[[ Dataset records open ]]
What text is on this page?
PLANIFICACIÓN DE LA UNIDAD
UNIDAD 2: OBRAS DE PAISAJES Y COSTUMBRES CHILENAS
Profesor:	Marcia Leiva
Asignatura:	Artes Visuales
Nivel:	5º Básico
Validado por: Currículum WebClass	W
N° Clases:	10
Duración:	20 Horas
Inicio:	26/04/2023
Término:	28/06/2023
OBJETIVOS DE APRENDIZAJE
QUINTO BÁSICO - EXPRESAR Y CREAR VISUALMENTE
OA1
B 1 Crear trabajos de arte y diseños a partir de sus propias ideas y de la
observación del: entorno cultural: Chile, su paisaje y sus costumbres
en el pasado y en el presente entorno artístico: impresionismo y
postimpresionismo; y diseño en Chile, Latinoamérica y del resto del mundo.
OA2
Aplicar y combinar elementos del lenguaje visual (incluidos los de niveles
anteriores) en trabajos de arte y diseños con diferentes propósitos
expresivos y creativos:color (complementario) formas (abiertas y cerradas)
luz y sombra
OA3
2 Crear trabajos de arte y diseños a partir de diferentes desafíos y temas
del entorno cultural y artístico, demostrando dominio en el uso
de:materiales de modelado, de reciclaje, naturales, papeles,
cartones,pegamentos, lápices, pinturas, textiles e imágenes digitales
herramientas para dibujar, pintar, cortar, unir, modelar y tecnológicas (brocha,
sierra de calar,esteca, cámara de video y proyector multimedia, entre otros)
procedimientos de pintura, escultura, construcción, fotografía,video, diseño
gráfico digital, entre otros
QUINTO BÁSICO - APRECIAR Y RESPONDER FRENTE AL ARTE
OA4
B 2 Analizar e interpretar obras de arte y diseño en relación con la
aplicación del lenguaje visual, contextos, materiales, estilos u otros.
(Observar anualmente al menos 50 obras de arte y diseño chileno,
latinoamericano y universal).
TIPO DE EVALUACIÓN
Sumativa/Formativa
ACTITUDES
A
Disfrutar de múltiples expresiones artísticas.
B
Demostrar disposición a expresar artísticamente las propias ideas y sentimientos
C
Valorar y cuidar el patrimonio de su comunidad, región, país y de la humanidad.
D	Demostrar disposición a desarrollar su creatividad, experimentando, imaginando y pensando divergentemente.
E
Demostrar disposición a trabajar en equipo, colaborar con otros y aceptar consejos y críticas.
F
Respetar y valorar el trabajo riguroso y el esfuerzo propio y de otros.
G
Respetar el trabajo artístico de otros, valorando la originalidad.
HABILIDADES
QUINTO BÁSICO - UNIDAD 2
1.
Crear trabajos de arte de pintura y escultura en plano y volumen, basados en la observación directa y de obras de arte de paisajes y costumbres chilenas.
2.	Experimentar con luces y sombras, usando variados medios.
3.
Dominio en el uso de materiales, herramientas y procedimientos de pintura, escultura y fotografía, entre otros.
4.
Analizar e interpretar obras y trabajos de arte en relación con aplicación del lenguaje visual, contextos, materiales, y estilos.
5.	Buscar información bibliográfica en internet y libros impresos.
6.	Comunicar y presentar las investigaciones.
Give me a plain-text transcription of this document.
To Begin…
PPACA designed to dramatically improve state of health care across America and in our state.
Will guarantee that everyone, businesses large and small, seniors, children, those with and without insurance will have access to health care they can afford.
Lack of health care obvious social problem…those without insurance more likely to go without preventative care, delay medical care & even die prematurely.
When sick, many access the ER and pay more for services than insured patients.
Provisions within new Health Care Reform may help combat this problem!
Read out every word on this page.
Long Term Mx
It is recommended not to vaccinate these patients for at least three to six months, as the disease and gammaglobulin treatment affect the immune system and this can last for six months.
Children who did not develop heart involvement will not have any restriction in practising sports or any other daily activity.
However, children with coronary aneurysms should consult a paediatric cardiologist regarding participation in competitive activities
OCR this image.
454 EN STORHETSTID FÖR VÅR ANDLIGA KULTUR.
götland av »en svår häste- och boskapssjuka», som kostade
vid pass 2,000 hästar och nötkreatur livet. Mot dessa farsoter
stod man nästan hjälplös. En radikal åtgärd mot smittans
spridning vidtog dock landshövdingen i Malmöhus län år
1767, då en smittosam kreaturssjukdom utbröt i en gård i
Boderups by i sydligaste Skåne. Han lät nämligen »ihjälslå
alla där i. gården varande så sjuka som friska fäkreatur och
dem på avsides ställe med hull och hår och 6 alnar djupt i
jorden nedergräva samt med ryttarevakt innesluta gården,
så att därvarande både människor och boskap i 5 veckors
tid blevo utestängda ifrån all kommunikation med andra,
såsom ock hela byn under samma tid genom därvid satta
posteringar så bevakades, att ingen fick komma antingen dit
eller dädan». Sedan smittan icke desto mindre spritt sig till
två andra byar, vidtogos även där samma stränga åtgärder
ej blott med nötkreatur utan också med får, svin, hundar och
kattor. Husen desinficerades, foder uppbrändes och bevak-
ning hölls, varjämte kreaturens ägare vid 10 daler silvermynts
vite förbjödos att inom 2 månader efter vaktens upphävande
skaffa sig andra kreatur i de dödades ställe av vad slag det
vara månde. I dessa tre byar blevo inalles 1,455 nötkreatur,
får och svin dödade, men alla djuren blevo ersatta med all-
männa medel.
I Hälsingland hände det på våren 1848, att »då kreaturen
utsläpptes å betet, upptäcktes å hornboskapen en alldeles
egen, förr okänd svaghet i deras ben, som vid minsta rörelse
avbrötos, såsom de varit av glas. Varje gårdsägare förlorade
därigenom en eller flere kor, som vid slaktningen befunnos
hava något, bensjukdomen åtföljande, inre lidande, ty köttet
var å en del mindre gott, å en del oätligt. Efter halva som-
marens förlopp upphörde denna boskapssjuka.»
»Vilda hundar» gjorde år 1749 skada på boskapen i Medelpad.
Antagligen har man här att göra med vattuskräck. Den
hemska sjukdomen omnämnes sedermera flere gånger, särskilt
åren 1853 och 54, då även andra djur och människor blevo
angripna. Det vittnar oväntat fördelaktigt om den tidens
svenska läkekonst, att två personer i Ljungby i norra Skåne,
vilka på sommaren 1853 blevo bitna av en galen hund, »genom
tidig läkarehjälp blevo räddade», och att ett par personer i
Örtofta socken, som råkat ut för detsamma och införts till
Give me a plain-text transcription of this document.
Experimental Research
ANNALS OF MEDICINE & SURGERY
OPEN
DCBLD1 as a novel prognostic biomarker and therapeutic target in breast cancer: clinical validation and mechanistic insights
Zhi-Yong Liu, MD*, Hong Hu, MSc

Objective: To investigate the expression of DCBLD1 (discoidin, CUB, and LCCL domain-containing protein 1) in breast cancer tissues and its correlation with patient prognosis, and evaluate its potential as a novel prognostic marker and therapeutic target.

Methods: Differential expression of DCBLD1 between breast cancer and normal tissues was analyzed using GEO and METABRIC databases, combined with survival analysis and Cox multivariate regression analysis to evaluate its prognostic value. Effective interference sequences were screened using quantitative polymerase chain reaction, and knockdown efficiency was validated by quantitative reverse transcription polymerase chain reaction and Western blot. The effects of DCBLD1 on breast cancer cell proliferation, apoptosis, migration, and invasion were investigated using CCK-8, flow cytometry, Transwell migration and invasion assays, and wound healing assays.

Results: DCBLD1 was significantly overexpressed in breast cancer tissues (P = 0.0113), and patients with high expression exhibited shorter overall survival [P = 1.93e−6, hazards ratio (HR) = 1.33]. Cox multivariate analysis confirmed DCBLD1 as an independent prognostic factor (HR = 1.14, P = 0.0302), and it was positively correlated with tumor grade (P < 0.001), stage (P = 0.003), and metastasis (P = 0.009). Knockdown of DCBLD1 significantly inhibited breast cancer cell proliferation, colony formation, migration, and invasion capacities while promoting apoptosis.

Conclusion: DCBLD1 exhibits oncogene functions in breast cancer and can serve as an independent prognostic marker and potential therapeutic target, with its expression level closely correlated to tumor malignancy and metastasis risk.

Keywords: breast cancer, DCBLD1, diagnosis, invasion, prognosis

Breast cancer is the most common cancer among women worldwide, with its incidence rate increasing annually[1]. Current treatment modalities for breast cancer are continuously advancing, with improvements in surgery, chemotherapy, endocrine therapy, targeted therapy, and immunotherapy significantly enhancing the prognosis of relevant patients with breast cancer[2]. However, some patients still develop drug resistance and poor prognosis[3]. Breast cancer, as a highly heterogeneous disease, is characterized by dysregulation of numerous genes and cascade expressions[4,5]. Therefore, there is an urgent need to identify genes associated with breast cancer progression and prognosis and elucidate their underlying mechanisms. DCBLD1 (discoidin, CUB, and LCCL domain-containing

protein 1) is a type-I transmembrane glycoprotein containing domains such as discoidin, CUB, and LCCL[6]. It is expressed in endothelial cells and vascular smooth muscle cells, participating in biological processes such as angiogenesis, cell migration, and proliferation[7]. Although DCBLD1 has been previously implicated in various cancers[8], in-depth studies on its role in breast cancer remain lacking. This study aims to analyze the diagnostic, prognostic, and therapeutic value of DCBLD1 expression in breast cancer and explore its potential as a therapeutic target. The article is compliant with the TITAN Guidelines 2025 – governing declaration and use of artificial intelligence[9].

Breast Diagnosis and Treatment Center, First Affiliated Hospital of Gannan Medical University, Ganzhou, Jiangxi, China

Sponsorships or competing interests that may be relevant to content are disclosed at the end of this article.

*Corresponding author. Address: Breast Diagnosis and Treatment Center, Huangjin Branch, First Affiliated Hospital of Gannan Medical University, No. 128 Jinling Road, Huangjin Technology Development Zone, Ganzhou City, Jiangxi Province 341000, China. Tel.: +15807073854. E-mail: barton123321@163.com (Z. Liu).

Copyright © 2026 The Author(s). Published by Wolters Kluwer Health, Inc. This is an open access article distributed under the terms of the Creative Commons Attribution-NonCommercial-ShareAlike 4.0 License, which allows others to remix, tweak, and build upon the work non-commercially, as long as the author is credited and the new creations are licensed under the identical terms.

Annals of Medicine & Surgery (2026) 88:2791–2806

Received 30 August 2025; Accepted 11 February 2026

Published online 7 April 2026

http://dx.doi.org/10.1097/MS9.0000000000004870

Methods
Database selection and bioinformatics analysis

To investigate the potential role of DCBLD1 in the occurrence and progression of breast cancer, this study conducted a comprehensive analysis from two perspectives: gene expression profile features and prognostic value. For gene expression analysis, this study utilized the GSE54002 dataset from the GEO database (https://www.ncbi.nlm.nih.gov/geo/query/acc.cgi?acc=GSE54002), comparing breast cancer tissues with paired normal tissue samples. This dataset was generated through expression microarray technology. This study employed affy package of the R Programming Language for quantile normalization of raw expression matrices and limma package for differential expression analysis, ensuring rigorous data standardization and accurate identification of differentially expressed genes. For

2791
[[ Dataset records closed ]]
Could you return all lines from the data above that contain the string "artístico"?

en el pasado y en el presente entorno artístico: impresionismo y
del entorno cultural y artístico, demostrando dominio en el uso
Respetar el trabajo artístico de otros, valorando la originalidad.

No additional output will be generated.